##### Provided material #####

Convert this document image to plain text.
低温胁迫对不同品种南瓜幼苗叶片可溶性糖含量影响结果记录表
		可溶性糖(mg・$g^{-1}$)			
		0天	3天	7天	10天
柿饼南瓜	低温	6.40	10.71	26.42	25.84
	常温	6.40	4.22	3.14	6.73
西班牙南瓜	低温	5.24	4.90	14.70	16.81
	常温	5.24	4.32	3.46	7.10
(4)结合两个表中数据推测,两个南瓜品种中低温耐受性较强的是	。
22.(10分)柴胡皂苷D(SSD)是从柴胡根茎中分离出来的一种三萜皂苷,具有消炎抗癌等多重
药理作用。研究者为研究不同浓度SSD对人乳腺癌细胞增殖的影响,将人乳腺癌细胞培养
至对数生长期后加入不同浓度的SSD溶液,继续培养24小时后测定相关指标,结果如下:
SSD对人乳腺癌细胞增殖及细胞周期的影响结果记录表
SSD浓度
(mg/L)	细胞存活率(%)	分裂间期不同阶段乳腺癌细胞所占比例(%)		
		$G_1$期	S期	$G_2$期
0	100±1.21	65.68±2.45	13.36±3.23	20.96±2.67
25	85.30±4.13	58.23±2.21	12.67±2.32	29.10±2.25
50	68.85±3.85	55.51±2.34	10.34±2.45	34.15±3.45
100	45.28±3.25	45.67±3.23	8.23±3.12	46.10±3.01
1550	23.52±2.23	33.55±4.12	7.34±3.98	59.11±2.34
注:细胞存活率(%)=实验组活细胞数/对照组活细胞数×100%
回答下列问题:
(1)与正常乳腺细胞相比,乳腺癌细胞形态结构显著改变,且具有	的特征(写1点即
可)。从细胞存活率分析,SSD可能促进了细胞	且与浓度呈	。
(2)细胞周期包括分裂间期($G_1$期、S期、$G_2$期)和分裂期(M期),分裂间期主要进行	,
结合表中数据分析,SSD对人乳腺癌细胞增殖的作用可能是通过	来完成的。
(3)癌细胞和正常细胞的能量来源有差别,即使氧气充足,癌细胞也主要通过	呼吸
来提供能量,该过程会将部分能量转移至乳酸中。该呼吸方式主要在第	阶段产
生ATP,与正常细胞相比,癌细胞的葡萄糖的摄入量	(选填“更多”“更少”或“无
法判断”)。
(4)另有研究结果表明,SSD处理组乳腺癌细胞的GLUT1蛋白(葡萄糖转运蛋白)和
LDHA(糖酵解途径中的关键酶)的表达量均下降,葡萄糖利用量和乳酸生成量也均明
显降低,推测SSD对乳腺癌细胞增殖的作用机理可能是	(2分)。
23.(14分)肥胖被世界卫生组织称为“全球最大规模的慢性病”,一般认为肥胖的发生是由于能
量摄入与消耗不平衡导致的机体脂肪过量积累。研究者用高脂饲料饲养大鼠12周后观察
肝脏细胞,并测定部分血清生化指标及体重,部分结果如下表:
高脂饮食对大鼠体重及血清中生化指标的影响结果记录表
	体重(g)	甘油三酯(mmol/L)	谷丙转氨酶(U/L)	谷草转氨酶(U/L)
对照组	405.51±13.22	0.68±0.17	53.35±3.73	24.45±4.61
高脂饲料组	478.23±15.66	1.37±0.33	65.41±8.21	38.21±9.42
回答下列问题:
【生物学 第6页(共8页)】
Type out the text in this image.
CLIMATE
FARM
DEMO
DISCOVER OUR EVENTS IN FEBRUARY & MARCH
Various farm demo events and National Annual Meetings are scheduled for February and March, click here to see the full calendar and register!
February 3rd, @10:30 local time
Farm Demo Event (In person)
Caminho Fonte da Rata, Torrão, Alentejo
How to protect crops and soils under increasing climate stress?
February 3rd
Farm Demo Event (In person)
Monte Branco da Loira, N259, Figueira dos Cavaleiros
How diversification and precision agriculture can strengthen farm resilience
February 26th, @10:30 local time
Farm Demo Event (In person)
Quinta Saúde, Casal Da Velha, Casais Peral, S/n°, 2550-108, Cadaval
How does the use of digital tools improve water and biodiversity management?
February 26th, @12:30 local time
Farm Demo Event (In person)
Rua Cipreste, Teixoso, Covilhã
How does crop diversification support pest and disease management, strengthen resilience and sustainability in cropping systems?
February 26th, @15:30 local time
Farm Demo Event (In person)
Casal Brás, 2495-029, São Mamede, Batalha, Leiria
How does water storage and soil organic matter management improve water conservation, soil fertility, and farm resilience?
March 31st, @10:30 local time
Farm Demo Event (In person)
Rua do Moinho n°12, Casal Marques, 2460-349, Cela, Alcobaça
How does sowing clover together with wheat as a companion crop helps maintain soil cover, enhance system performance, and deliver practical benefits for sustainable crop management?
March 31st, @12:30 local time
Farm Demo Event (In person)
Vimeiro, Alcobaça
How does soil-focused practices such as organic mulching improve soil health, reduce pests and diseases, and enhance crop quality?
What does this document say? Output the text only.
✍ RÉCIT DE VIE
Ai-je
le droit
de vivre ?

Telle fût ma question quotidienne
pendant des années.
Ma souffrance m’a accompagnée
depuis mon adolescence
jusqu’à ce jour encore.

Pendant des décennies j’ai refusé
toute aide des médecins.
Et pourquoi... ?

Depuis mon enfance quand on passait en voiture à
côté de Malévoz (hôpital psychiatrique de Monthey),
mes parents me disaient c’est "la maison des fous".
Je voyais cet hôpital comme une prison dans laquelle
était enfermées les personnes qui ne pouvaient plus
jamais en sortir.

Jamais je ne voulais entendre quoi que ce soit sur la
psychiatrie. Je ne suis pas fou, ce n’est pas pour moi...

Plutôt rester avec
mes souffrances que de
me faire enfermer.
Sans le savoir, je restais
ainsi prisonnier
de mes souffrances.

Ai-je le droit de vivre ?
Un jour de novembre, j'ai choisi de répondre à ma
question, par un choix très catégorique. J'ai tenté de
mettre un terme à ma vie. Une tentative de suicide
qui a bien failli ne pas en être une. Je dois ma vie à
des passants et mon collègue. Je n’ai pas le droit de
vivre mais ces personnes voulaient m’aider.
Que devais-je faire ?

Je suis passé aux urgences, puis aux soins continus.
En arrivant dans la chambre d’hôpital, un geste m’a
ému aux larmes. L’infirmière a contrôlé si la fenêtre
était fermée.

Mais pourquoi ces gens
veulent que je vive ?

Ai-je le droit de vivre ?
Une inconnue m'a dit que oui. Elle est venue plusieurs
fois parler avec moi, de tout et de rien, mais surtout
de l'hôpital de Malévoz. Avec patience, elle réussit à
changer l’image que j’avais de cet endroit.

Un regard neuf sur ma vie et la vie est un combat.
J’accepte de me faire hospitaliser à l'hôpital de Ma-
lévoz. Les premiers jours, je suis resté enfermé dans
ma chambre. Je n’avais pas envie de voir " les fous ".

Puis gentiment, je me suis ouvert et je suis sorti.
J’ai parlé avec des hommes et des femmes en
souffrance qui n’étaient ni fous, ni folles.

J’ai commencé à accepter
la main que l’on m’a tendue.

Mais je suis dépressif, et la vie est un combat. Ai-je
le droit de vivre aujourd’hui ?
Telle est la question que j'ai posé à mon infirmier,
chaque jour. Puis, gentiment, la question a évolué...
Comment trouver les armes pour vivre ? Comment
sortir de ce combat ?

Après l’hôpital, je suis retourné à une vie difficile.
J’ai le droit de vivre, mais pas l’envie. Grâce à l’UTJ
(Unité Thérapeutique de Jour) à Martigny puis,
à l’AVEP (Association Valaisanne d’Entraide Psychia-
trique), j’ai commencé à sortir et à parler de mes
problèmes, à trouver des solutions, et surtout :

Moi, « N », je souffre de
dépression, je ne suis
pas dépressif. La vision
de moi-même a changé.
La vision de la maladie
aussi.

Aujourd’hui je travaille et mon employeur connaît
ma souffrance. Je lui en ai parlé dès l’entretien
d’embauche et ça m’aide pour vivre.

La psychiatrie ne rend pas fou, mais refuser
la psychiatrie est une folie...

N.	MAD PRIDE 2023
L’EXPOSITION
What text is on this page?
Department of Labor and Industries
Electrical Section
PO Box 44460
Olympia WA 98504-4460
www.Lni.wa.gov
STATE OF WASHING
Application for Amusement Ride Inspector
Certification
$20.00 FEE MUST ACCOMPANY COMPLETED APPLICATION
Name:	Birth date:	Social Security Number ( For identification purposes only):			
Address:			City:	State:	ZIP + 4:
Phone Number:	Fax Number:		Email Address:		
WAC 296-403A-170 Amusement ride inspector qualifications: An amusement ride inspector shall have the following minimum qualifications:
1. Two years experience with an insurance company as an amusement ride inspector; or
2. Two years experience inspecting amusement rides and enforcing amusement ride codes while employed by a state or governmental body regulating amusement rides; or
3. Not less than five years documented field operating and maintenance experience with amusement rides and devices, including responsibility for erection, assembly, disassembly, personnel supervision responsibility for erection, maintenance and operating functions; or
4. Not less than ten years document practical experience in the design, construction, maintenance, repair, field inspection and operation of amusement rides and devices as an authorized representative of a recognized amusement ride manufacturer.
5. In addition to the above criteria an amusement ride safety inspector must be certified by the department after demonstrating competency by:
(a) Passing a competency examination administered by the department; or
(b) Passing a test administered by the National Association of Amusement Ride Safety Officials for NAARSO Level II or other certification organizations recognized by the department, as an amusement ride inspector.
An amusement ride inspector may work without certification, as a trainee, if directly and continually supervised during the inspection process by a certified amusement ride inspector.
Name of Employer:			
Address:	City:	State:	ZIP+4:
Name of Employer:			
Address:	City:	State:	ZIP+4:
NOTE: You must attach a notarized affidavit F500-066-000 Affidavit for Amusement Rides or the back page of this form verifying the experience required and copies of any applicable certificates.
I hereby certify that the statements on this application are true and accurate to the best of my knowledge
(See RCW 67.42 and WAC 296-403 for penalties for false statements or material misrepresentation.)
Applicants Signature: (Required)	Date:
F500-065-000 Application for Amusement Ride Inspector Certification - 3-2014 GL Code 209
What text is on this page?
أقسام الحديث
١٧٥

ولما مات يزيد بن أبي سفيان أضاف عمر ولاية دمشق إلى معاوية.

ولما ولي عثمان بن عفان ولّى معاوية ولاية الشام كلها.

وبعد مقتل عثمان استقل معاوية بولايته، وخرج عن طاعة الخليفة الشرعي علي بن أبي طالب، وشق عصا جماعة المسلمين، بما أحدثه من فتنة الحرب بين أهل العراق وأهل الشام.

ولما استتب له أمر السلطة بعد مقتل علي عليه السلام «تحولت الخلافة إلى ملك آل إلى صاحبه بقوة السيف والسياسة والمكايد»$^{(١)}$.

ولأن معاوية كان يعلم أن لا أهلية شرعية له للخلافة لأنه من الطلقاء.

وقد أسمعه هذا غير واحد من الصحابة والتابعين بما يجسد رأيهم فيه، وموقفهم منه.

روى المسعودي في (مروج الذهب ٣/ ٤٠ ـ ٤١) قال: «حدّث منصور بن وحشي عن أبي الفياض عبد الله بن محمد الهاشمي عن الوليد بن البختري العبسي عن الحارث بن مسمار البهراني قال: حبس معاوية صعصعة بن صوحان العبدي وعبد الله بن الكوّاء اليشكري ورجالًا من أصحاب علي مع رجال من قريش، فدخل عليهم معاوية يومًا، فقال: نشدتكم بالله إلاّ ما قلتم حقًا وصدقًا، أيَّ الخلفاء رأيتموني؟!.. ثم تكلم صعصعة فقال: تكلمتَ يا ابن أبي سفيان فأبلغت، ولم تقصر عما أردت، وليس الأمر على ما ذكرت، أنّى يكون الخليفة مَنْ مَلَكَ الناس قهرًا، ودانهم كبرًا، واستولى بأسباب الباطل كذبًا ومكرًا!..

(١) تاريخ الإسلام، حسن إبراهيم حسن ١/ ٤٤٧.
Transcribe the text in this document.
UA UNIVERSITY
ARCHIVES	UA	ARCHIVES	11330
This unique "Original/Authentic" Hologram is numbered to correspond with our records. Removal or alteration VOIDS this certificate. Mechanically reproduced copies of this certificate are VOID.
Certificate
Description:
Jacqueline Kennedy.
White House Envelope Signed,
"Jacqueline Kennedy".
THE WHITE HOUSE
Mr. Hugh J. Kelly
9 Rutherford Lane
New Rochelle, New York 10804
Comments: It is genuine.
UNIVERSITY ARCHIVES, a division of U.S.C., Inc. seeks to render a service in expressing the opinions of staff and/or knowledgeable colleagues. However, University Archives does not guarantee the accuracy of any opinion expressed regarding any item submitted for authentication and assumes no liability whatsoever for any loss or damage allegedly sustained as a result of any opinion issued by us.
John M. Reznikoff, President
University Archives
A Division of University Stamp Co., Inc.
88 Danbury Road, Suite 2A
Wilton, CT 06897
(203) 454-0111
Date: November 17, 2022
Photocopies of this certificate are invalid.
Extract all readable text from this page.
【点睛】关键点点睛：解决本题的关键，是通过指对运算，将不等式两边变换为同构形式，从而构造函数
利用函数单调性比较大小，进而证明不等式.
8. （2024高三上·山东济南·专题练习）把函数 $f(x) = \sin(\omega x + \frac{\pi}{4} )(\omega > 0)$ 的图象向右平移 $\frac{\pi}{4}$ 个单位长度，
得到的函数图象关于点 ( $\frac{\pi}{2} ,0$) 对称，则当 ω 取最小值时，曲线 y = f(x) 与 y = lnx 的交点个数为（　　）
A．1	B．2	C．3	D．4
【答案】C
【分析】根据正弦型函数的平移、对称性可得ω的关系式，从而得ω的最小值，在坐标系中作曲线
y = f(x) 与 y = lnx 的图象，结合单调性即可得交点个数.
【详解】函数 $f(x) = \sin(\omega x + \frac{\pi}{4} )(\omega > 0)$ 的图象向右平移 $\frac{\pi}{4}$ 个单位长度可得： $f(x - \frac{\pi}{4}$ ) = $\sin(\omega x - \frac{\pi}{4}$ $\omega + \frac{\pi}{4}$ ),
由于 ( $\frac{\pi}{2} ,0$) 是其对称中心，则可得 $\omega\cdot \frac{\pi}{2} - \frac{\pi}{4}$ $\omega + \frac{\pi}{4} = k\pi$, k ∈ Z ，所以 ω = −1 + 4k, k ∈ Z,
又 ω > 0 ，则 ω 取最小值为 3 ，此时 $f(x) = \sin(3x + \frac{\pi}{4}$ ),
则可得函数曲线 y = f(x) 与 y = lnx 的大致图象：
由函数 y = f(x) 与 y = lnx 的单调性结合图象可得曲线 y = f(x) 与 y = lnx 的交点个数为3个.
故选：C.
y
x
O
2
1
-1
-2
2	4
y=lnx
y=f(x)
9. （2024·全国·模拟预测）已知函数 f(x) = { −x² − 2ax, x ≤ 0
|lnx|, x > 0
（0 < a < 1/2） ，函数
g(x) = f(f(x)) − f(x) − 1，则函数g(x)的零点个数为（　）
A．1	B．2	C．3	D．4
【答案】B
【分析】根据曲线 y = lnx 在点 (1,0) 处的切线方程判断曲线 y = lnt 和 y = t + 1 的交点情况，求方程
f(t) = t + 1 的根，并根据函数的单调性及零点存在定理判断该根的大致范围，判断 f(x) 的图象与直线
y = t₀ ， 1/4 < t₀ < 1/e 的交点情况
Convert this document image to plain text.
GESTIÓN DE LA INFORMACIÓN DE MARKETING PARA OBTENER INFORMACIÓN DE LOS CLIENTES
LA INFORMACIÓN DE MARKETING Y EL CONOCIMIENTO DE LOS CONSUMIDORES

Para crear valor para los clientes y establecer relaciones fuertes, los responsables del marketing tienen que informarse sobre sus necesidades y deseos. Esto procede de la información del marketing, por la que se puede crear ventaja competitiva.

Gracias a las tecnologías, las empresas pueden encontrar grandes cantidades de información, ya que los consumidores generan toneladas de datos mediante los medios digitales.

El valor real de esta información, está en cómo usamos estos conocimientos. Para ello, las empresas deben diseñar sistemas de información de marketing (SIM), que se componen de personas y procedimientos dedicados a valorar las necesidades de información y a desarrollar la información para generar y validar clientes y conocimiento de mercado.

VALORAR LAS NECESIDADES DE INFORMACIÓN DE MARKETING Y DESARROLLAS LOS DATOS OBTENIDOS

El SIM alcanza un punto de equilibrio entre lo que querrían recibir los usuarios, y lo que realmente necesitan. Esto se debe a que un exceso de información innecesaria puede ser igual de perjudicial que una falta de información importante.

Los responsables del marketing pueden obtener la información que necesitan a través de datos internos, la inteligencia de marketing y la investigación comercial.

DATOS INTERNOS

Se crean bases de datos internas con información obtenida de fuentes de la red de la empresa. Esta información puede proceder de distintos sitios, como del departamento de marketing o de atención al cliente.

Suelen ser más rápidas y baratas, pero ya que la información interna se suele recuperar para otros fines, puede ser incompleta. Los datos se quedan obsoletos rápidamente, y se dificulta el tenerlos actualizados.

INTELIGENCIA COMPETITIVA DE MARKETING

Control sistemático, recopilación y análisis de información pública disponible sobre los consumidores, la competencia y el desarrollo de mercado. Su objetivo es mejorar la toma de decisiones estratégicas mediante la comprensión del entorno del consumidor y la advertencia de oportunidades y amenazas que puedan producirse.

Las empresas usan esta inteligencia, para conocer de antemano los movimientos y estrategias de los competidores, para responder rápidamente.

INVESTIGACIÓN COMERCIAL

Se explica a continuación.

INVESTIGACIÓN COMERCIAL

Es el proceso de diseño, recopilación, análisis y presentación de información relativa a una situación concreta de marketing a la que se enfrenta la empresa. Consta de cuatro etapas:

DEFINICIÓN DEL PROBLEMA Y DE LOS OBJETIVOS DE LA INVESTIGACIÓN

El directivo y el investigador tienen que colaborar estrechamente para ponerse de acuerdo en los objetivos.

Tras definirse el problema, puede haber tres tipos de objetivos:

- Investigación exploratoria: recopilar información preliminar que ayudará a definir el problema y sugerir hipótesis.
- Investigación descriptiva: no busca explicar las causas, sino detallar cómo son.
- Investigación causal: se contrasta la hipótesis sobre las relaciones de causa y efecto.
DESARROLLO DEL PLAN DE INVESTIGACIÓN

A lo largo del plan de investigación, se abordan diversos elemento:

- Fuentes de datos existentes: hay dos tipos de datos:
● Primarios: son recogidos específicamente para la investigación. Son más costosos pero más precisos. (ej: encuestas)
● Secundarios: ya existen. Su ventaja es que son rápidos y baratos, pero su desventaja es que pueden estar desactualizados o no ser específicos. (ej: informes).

#####

Report the number of lines in the entries above that include the word "chambre" and add nothing to it.

2